* **THE TASK**
Your task is to reproduce the material exactly.

* START GIVEN INFORMATION *

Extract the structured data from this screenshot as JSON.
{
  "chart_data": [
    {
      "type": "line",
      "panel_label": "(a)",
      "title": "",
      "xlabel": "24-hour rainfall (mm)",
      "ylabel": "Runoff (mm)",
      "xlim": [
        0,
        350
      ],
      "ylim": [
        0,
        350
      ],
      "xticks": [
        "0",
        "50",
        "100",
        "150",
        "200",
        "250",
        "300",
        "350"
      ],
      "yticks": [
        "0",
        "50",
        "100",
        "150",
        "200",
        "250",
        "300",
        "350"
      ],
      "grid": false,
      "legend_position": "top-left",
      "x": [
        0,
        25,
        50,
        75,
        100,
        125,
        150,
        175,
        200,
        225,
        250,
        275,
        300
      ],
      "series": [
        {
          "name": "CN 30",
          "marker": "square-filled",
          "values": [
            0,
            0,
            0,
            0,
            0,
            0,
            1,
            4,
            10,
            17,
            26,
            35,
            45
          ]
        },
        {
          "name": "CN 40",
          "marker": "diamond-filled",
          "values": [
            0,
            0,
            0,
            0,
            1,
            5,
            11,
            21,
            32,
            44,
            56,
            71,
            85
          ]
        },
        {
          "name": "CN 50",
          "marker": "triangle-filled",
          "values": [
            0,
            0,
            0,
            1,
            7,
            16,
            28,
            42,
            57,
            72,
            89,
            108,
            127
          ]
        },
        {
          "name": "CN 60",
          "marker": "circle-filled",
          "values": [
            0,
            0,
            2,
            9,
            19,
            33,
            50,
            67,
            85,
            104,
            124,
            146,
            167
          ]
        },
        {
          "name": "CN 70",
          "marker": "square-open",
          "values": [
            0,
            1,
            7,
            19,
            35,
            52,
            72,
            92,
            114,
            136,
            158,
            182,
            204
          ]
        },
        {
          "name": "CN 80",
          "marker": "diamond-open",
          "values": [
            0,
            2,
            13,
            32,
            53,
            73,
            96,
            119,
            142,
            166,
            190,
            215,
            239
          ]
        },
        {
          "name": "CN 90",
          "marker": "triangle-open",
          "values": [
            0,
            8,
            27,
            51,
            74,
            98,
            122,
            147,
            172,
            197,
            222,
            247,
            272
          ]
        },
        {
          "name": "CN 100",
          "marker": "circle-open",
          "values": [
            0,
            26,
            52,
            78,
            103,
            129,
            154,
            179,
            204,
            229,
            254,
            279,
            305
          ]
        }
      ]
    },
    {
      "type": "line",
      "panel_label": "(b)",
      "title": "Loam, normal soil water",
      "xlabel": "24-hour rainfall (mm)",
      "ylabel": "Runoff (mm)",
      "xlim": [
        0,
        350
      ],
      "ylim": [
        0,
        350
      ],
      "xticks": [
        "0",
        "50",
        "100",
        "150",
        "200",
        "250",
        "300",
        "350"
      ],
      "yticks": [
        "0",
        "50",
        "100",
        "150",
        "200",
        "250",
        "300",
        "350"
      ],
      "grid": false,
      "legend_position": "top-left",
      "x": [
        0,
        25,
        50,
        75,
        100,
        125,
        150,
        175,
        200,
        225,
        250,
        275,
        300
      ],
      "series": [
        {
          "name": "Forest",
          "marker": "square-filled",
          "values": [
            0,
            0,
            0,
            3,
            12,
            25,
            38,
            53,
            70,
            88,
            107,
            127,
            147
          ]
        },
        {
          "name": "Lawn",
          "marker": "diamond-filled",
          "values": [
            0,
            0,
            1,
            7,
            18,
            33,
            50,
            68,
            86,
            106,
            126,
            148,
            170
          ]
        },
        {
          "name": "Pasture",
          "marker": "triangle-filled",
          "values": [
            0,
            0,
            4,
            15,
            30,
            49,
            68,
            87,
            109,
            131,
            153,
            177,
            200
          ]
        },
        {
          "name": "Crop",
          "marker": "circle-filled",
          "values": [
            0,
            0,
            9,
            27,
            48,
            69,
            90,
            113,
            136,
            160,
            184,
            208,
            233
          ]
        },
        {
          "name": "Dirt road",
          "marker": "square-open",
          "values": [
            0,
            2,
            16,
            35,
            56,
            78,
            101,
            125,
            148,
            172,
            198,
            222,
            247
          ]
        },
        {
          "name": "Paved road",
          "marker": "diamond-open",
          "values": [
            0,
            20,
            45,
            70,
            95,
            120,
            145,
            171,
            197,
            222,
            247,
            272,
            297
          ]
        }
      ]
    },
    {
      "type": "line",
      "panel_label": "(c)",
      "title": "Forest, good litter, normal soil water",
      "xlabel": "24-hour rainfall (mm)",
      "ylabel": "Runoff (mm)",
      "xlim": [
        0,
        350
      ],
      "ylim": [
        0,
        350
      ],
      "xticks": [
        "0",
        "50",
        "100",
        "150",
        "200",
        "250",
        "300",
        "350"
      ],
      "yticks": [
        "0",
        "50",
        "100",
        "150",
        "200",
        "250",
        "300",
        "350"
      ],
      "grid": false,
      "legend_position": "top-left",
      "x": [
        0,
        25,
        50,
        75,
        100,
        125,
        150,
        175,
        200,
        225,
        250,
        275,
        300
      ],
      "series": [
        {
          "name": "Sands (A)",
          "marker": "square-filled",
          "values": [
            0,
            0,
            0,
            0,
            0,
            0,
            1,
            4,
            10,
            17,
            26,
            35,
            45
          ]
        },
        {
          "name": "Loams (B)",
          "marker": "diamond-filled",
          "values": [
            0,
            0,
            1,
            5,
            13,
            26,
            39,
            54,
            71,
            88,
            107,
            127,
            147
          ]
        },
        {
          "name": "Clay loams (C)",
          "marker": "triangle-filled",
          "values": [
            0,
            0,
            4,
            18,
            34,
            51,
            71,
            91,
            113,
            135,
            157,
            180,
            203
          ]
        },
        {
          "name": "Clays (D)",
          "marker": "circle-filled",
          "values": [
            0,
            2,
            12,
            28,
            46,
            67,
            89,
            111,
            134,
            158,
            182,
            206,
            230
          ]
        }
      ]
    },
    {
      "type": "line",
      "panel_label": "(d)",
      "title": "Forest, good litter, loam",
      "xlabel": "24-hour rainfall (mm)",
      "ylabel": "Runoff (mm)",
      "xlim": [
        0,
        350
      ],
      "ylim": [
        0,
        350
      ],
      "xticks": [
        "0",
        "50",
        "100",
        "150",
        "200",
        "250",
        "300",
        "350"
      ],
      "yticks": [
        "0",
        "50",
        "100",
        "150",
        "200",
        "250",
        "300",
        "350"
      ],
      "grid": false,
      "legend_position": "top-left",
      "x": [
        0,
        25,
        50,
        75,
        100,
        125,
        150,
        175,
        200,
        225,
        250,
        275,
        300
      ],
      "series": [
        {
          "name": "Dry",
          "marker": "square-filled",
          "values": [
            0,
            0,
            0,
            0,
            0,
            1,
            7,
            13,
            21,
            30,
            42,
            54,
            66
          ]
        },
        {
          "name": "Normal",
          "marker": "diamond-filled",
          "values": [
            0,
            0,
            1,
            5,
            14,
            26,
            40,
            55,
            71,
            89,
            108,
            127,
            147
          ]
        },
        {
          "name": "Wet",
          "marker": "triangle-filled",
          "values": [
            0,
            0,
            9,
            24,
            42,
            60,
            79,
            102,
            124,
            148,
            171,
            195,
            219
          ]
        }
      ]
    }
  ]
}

* END GIVEN INFORMATION *

* **FINAL RESULT**
Extract the structured data from this screenshot as JSON.
{
  "chart_data": [
    {
      "type": "line",
      "panel_label": "(a)",
      "title": "",
      "xlabel": "24-hour rainfall (mm)",
      "ylabel": "Runoff (mm)",
      "xlim": [
        0,
        350
      ],
      "ylim": [
        0,
        350
      ],
      "xticks": [
        "0",
        "50",
        "100",
        "150",
        "200",
        "250",
        "300",
        "350"
      ],
      "yticks": [
        "0",
        "50",
        "100",
        "150",
        "200",
        "250",
        "300",
        "350"
      ],
      "grid": false,
      "legend_position": "top-left",
      "x": [
        0,
        25,
        50,
        75,
        100,
        125,
        150,
        175,
        200,
        225,
        250,
        275,
        300
      ],
      "series": [
        {
          "name": "CN 30",
          "marker": "square-filled",
          "values": [
            0,
            0,
            0,
            0,
            0,
            0,
            1,
            4,
            10,
            17,
            26,
            35,
            45
          ]
        },
        {
          "name": "CN 40",
          "marker": "diamond-filled",
          "values": [
            0,
            0,
            0,
            0,
            1,
            5,
            11,
            21,
            32,
            44,
            56,
            71,
            85
          ]
        },
        {
          "name": "CN 50",
          "marker": "triangle-filled",
          "values": [
            0,
            0,
            0,
            1,
            7,
            16,
            28,
            42,
            57,
            72,
            89,
            108,
            127
          ]
        },
        {
          "name": "CN 60",
          "marker": "circle-filled",
          "values": [
            0,
            0,
            2,
            9,
            19,
            33,
            50,
            67,
            85,
            104,
            124,
            146,
            167
          ]
        },
        {
          "name": "CN 70",
          "marker": "square-open",
          "values": [
            0,
            1,
            7,
            19,
            35,
            52,
            72,
            92,
            114,
            136,
            158,
            182,
            204
          ]
        },
        {
          "name": "CN 80",
          "marker": "diamond-open",
          "values": [
            0,
            2,
            13,
            32,
            53,
            73,
            96,
            119,
            142,
            166,
            190,
            215,
            239
          ]
        },
        {
          "name": "CN 90",
          "marker": "triangle-open",
          "values": [
            0,
            8,
            27,
            51,
            74,
            98,
            122,
            147,
            172,
            197,
            222,
            247,
            272
          ]
        },
        {
          "name": "CN 100",
          "marker": "circle-open",
          "values": [
            0,
            26,
            52,
            78,
            103,
            129,
            154,
            179,
            204,
            229,
            254,
            279,
            305
          ]
        }
      ]
    },
    {
      "type": "line",
      "panel_label": "(b)",
      "title": "Loam, normal soil water",
      "xlabel": "24-hour rainfall (mm)",
      "ylabel": "Runoff (mm)",
      "xlim": [
        0,
        350
      ],
      "ylim": [
        0,
        350
      ],
      "xticks": [
        "0",
        "50",
        "100",
        "150",
        "200",
        "250",
        "300",
        "350"
      ],
      "yticks": [
        "0",
        "50",
        "100",
        "150",
        "200",
        "250",
        "300",
        "350"
      ],
      "grid": false,
      "legend_position": "top-left",
      "x": [
        0,
        25,
        50,
        75,
        100,
        125,
        150,
        175,
        200,
        225,
        250,
        275,
        300
      ],
      "series": [
        {
          "name": "Forest",
          "marker": "square-filled",
          "values": [
            0,
            0,
            0,
            3,
            12,
            25,
            38,
            53,
            70,
            88,
            107,
            127,
            147
          ]
        },
        {
          "name": "Lawn",
          "marker": "diamond-filled",
          "values": [
            0,
            0,
            1,
            7,
            18,
            33,
            50,
            68,
            86,
            106,
            126,
            148,
            170
          ]
        },
        {
          "name": "Pasture",
          "marker": "triangle-filled",
          "values": [
            0,
            0,
            4,
            15,
            30,
            49,
            68,
            87,
            109,
            131,
            153,
            177,
            200
          ]
        },
        {
          "name": "Crop",
          "marker": "circle-filled",
          "values": [
            0,
            0,
            9,
            27,
            48,
            69,
            90,
            113,
            136,
            160,
            184,
            208,
            233
          ]
        },
        {
          "name": "Dirt road",
          "marker": "square-open",
          "values": [
            0,
            2,
            16,
            35,
            56,
            78,
            101,
            125,
            148,
            172,
            198,
            222,
            247
          ]
        },
        {
          "name": "Paved road",
          "marker": "diamond-open",
          "values": [
            0,
            20,
            45,
            70,
            95,
            120,
            145,
            171,
            197,
            222,
            247,
            272,
            297
          ]
        }
      ]
    },
    {
      "type": "line",
      "panel_label": "(c)",
      "title": "Forest, good litter, normal soil water",
      "xlabel": "24-hour rainfall (mm)",
      "ylabel": "Runoff (mm)",
      "xlim": [
        0,
        350
      ],
      "ylim": [
        0,
        350
      ],
      "xticks": [
        "0",
        "50",
        "100",
        "150",
        "200",
        "250",
        "300",
        "350"
      ],
      "yticks": [
        "0",
        "50",
        "100",
        "150",
        "200",
        "250",
        "300",
        "350"
      ],
      "grid": false,
      "legend_position": "top-left",
      "x": [
        0,
        25,
        50,
        75,
        100,
        125,
        150,
        175,
        200,
        225,
        250,
        275,
        300
      ],
      "series": [
        {
          "name": "Sands (A)",
          "marker": "square-filled",
          "values": [
            0,
            0,
            0,
            0,
            0,
            0,
            1,
            4,
            10,
            17,
            26,
            35,
            45
          ]
        },
        {
          "name": "Loams (B)",
          "marker": "diamond-filled",
          "values": [
            0,
            0,
            1,
            5,
            13,
            26,
            39,
            54,
            71,
            88,
            107,
            127,
            147
          ]
        },
        {
          "name": "Clay loams (C)",
          "marker": "triangle-filled",
          "values": [
            0,
            0,
            4,
            18,
            34,
            51,
            71,
            91,
            113,
            135,
            157,
            180,
            203
          ]
        },
        {
          "name": "Clays (D)",
          "marker": "circle-filled",
          "values": [
            0,
            2,
            12,
            28,
            46,
            67,
            89,
            111,
            134,
            158,
            182,
            206,
            230
          ]
        }
      ]
    },
    {
      "type": "line",
      "panel_label": "(d)",
      "title": "Forest, good litter, loam",
      "xlabel": "24-hour rainfall (mm)",
      "ylabel": "Runoff (mm)",
      "xlim": [
        0,
        350
      ],
      "ylim": [
        0,
        350
      ],
      "xticks": [
        "0",
        "50",
        "100",
        "150",
        "200",
        "250",
        "300",
        "350"
      ],
      "yticks": [
        "0",
        "50",
        "100",
        "150",
        "200",
        "250",
        "300",
        "350"
      ],
      "grid": false,
      "legend_position": "top-left",
      "x": [
        0,
        25,
        50,
        75,
        100,
        125,
        150,
        175,
        200,
        225,
        250,
        275,
        300
      ],
      "series": [
        {
          "name": "Dry",
          "marker": "square-filled",
          "values": [
            0,
            0,
            0,
            0,
            0,
            1,
            7,
            13,
            21,
            30,
            42,
            54,
            66
          ]
        },
        {
          "name": "Normal",
          "marker": "diamond-filled",
          "values": [
            0,
            0,
            1,
            5,
            14,
            26,
            40,
            55,
            71,
            89,
            108,
            127,
            147
          ]
        },
        {
          "name": "Wet",
          "marker": "triangle-filled",
          "values": [
            0,
            0,
            9,
            24,
            42,
            60,
            79,
            102,
            124,
            148,
            171,
            195,
            219
          ]
        }
      ]
    }
  ]
}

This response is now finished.